# [Input records]

== == ==

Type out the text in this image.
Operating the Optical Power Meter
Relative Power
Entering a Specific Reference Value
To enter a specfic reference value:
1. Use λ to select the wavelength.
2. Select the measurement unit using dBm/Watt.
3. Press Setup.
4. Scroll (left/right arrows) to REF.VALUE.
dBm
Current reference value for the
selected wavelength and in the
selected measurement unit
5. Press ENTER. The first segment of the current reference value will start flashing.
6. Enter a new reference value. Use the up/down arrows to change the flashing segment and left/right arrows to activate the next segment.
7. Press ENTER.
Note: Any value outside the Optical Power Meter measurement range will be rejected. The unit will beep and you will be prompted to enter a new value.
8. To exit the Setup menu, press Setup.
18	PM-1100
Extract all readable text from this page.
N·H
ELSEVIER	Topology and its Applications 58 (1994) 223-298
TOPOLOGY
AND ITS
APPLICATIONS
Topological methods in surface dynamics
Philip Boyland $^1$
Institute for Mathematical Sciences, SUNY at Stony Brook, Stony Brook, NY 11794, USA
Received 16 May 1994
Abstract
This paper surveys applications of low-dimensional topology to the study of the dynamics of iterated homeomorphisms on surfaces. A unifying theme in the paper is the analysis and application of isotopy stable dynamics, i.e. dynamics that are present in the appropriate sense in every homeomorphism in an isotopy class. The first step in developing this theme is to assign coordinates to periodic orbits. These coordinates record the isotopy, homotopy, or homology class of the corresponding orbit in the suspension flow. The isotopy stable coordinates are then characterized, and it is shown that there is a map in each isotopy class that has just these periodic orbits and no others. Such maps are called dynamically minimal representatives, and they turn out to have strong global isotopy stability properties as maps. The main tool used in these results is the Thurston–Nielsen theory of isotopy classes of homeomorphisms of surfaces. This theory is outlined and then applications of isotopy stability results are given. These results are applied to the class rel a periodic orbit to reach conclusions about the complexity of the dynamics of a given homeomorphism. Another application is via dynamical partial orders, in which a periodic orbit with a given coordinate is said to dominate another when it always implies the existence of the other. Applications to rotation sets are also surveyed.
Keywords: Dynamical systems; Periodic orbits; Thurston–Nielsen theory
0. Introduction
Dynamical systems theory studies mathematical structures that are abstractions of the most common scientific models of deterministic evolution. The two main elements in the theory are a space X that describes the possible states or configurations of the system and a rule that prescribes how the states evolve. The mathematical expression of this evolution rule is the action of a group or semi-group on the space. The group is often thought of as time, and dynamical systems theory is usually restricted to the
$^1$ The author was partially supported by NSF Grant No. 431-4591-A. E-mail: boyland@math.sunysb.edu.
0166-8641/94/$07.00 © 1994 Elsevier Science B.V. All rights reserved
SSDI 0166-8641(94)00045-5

== == ==

# [Stated task]
Exactly reproduce every line of the data above.

# [Result]
Type out the text in this image.
Operating the Optical Power Meter
Relative Power
Entering a Specific Reference Value
To enter a specfic reference value:
1. Use λ to select the wavelength.
2. Select the measurement unit using dBm/Watt.
3. Press Setup.
4. Scroll (left/right arrows) to REF.VALUE.
dBm
Current reference value for the
selected wavelength and in the
selected measurement unit
5. Press ENTER. The first segment of the current reference value will start flashing.
6. Enter a new reference value. Use the up/down arrows to change the flashing segment and left/right arrows to activate the next segment.
7. Press ENTER.
Note: Any value outside the Optical Power Meter measurement range will be rejected. The unit will beep and you will be prompted to enter a new value.
8. To exit the Setup menu, press Setup.
18	PM-1100
Extract all readable text from this page.
N·H
ELSEVIER	Topology and its Applications 58 (1994) 223-298
TOPOLOGY
AND ITS
APPLICATIONS
Topological methods in surface dynamics
Philip Boyland $^1$
Institute for Mathematical Sciences, SUNY at Stony Brook, Stony Brook, NY 11794, USA
Received 16 May 1994
Abstract
This paper surveys applications of low-dimensional topology to the study of the dynamics of iterated homeomorphisms on surfaces. A unifying theme in the paper is the analysis and application of isotopy stable dynamics, i.e. dynamics that are present in the appropriate sense in every homeomorphism in an isotopy class. The first step in developing this theme is to assign coordinates to periodic orbits. These coordinates record the isotopy, homotopy, or homology class of the corresponding orbit in the suspension flow. The isotopy stable coordinates are then characterized, and it is shown that there is a map in each isotopy class that has just these periodic orbits and no others. Such maps are called dynamically minimal representatives, and they turn out to have strong global isotopy stability properties as maps. The main tool used in these results is the Thurston–Nielsen theory of isotopy classes of homeomorphisms of surfaces. This theory is outlined and then applications of isotopy stability results are given. These results are applied to the class rel a periodic orbit to reach conclusions about the complexity of the dynamics of a given homeomorphism. Another application is via dynamical partial orders, in which a periodic orbit with a given coordinate is said to dominate another when it always implies the existence of the other. Applications to rotation sets are also surveyed.
Keywords: Dynamical systems; Periodic orbits; Thurston–Nielsen theory
0. Introduction
Dynamical systems theory studies mathematical structures that are abstractions of the most common scientific models of deterministic evolution. The two main elements in the theory are a space X that describes the possible states or configurations of the system and a rule that prescribes how the states evolve. The mathematical expression of this evolution rule is the action of a group or semi-group on the space. The group is often thought of as time, and dynamical systems theory is usually restricted to the
$^1$ The author was partially supported by NSF Grant No. 431-4591-A. E-mail: boyland@math.sunysb.edu.
0166-8641/94/$07.00 © 1994 Elsevier Science B.V. All rights reserved
SSDI 0166-8641(94)00045-5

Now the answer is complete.